## WHAT YOU ARE ASKED TO DO
Without the pictures, copy all the entries below exactly.

[Begin DATA TO PROCESS]

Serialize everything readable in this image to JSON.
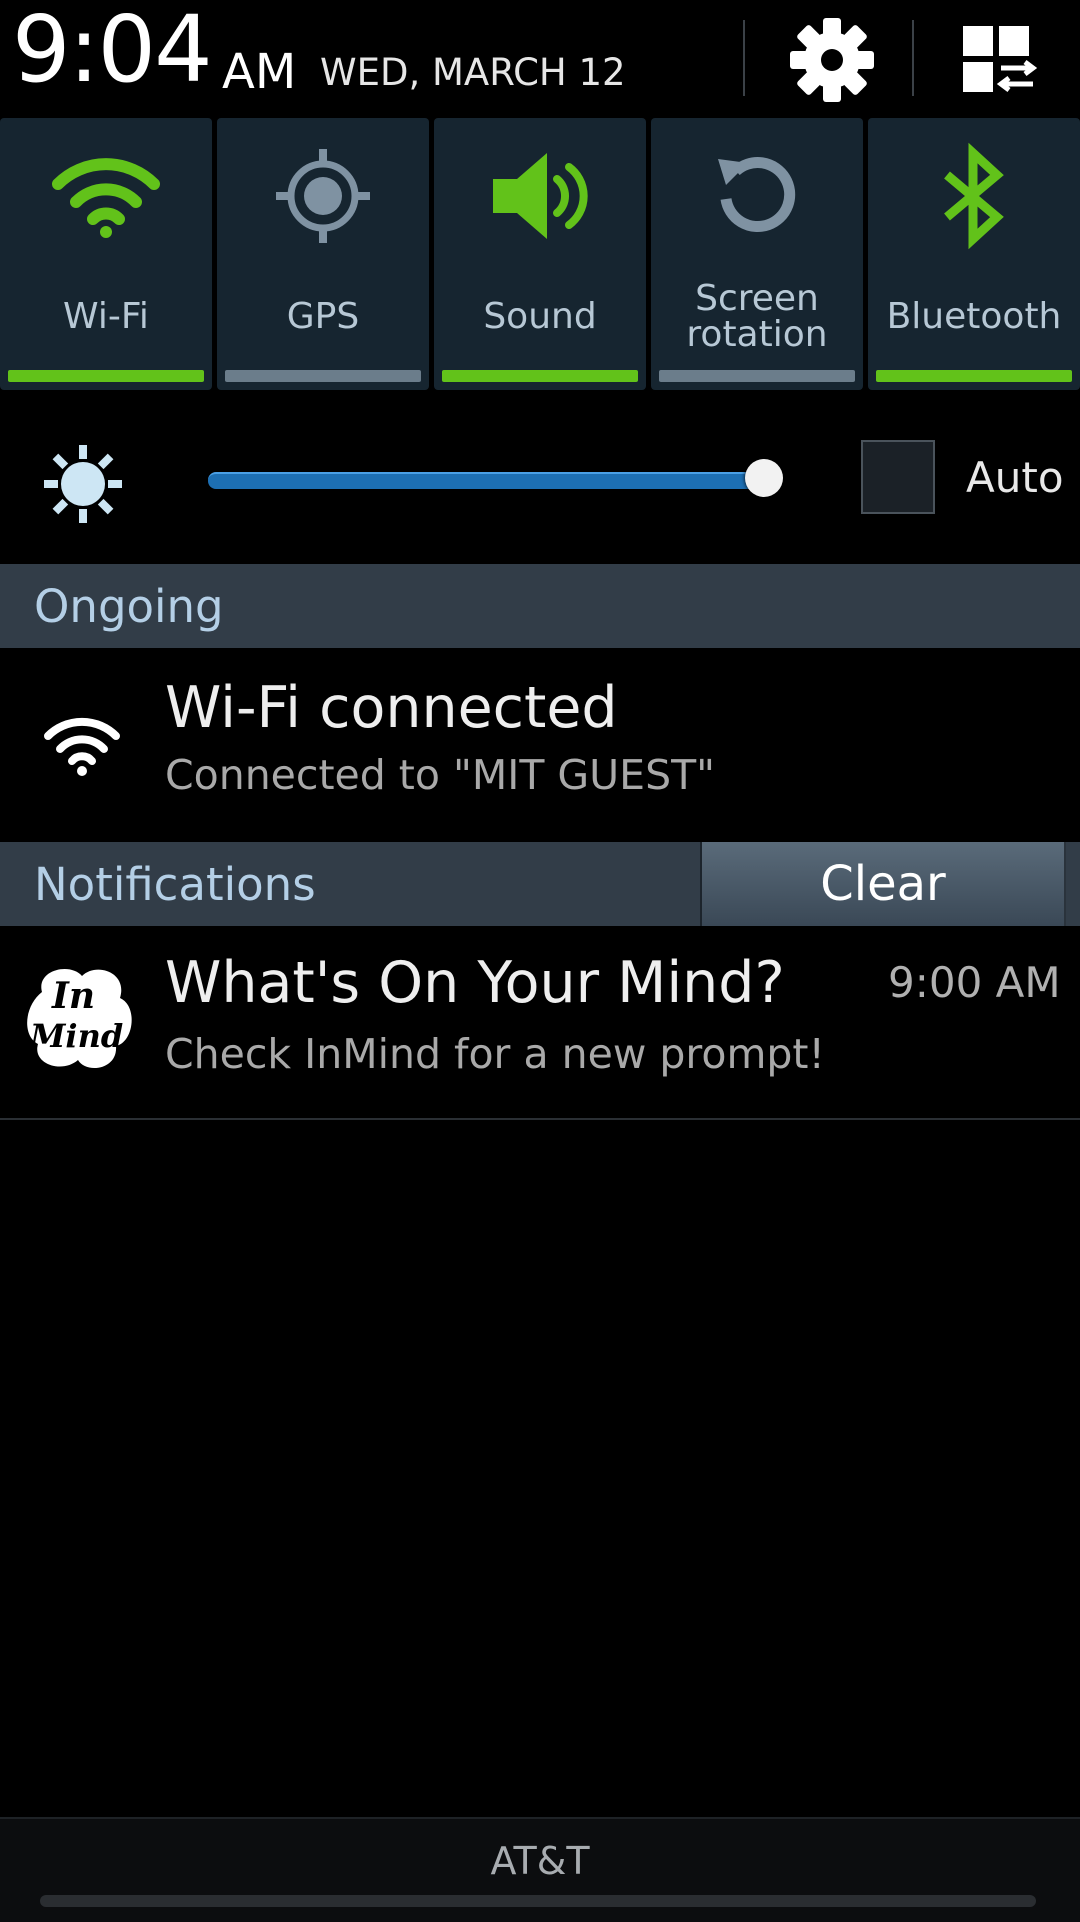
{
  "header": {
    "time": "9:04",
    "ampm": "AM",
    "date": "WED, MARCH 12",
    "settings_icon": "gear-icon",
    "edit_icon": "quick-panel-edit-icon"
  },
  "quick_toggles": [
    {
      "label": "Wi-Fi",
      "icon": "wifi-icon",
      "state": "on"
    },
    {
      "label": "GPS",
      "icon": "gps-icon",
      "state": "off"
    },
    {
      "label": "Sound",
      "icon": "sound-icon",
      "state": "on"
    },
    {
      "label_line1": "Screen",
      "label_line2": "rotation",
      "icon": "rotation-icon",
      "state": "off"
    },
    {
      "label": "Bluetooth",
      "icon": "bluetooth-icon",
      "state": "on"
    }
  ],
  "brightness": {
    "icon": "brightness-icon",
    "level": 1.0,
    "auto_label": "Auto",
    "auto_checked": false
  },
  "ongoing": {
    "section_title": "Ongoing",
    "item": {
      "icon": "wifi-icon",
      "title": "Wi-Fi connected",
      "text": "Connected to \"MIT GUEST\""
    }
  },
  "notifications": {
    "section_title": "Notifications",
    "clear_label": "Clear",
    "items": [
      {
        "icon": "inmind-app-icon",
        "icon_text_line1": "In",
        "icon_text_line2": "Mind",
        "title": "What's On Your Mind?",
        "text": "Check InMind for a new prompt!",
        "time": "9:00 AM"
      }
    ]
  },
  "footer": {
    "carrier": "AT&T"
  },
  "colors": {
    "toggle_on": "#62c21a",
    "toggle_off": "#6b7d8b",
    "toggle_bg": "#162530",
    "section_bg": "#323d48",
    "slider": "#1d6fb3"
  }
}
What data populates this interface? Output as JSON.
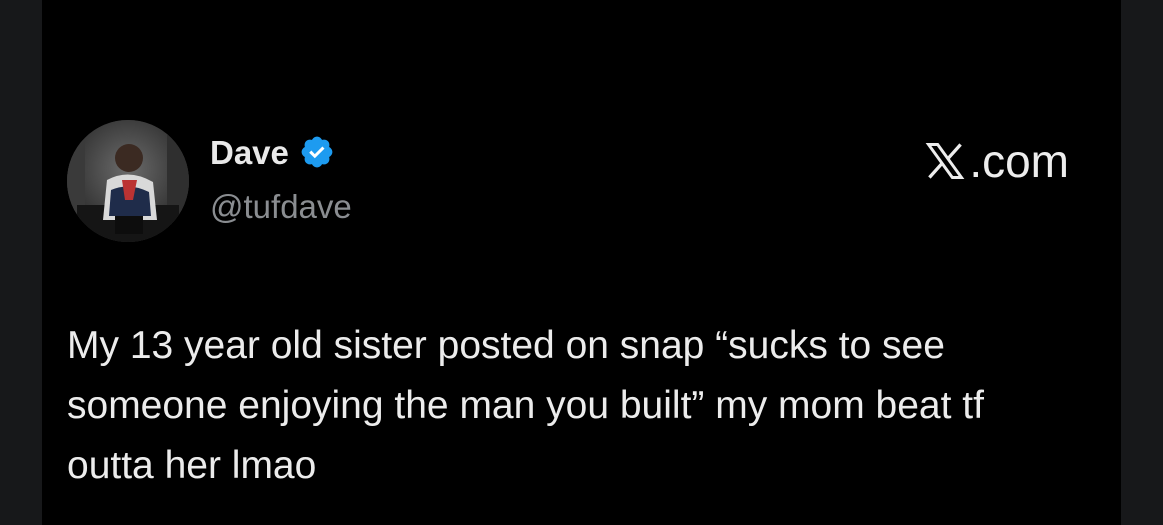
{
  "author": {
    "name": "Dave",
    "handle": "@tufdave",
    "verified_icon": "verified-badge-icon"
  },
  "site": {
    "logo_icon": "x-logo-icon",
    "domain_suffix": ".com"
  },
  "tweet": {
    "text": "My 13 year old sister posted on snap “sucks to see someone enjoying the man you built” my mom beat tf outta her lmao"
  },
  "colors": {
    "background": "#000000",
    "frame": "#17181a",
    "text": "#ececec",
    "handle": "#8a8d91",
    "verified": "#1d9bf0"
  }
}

[End DATA TO PROCESS]

## TASK SOLUTION
Serialize everything readable in this image to JSON.
{
  "header": {
    "time": "9:04",
    "ampm": "AM",
    "date": "WED, MARCH 12",
    "settings_icon": "gear-icon",
    "edit_icon": "quick-panel-edit-icon"
  },
  "quick_toggles": [
    {
      "label": "Wi-Fi",
      "icon": "wifi-icon",
      "state": "on"
    },
    {
      "label": "GPS",
      "icon": "gps-icon",
      "state": "off"
    },
    {
      "label": "Sound",
      "icon": "sound-icon",
      "state": "on"
    },
    {
      "label_line1": "Screen",
      "label_line2": "rotation",
      "icon": "rotation-icon",
      "state": "off"
    },
    {
      "label": "Bluetooth",
      "icon": "bluetooth-icon",
      "state": "on"
    }
  ],
  "brightness": {
    "icon": "brightness-icon",
    "level": 1.0,
    "auto_label": "Auto",
    "auto_checked": false
  },
  "ongoing": {
    "section_title": "Ongoing",
    "item": {
      "icon": "wifi-icon",
      "title": "Wi-Fi connected",
      "text": "Connected to \"MIT GUEST\""
    }
  },
  "notifications": {
    "section_title": "Notifications",
    "clear_label": "Clear",
    "items": [
      {
        "icon": "inmind-app-icon",
        "icon_text_line1": "In",
        "icon_text_line2": "Mind",
        "title": "What's On Your Mind?",
        "text": "Check InMind for a new prompt!",
        "time": "9:00 AM"
      }
    ]
  },
  "footer": {
    "carrier": "AT&T"
  },
  "colors": {
    "toggle_on": "#62c21a",
    "toggle_off": "#6b7d8b",
    "toggle_bg": "#162530",
    "section_bg": "#323d48",
    "slider": "#1d6fb3"
  }
}
What data populates this interface? Output as JSON.
{
  "author": {
    "name": "Dave",
    "handle": "@tufdave",
    "verified_icon": "verified-badge-icon"
  },
  "site": {
    "logo_icon": "x-logo-icon",
    "domain_suffix": ".com"
  },
  "tweet": {
    "text": "My 13 year old sister posted on snap “sucks to see someone enjoying the man you built” my mom beat tf outta her lmao"
  },
  "colors": {
    "background": "#000000",
    "frame": "#17181a",
    "text": "#ececec",
    "handle": "#8a8d91",
    "verified": "#1d9bf0"
  }
}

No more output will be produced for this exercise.